TASK TO COMPLETE: Identify every line in the records below that contains the word "website", and copy each of those lines.

THE RECORDS:
===============

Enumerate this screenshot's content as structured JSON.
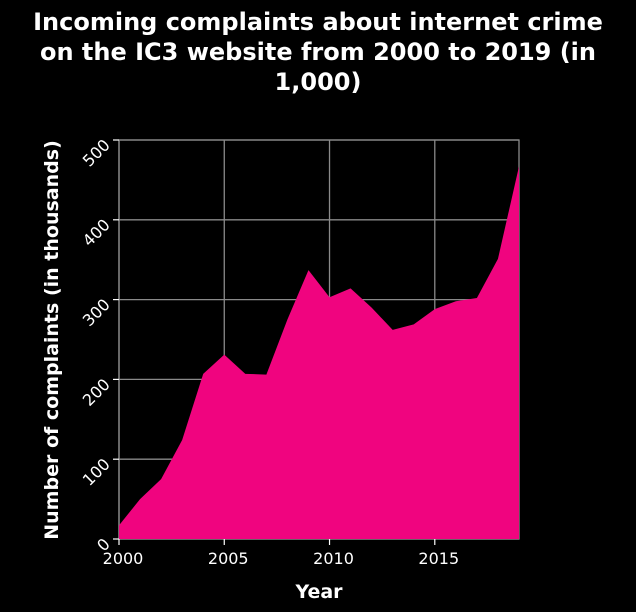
{
  "chart_data": {
    "type": "area",
    "title": "Incoming complaints about internet crime on the IC3 website from 2000 to 2019 (in 1,000)",
    "title_lines": [
      "Incoming complaints about internet crime",
      "on the IC3 website from 2000 to 2019 (in",
      "1,000)"
    ],
    "xlabel": "Year",
    "ylabel": "Number of complaints (in thousands)",
    "x": [
      2000,
      2001,
      2002,
      2003,
      2004,
      2005,
      2006,
      2007,
      2008,
      2009,
      2010,
      2011,
      2012,
      2013,
      2014,
      2015,
      2016,
      2017,
      2018,
      2019
    ],
    "values": [
      17,
      50,
      75,
      124,
      207,
      231,
      207,
      206,
      275,
      337,
      303,
      314,
      290,
      262,
      269,
      288,
      298,
      302,
      351,
      467
    ],
    "xlim": [
      2000,
      2019
    ],
    "ylim": [
      0,
      500
    ],
    "x_ticks": [
      2000,
      2005,
      2010,
      2015
    ],
    "x_tick_labels": [
      "2000",
      "2005",
      "2010",
      "2015"
    ],
    "y_ticks": [
      0,
      100,
      200,
      300,
      400,
      500
    ],
    "y_tick_labels": [
      "0",
      "100",
      "200",
      "300",
      "400",
      "500"
    ],
    "grid": true,
    "fill_color": "#f0047f",
    "background_color": "#000000",
    "grid_color": "#8a8a8a",
    "text_color": "#ffffff"
  }
}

===============

TASK OUTPUT:
    "title": "Incoming complaints about internet crime on the IC3 website from 2000 to 2019 (in 1,000)",
      "on the IC3 website from 2000 to 2019 (in",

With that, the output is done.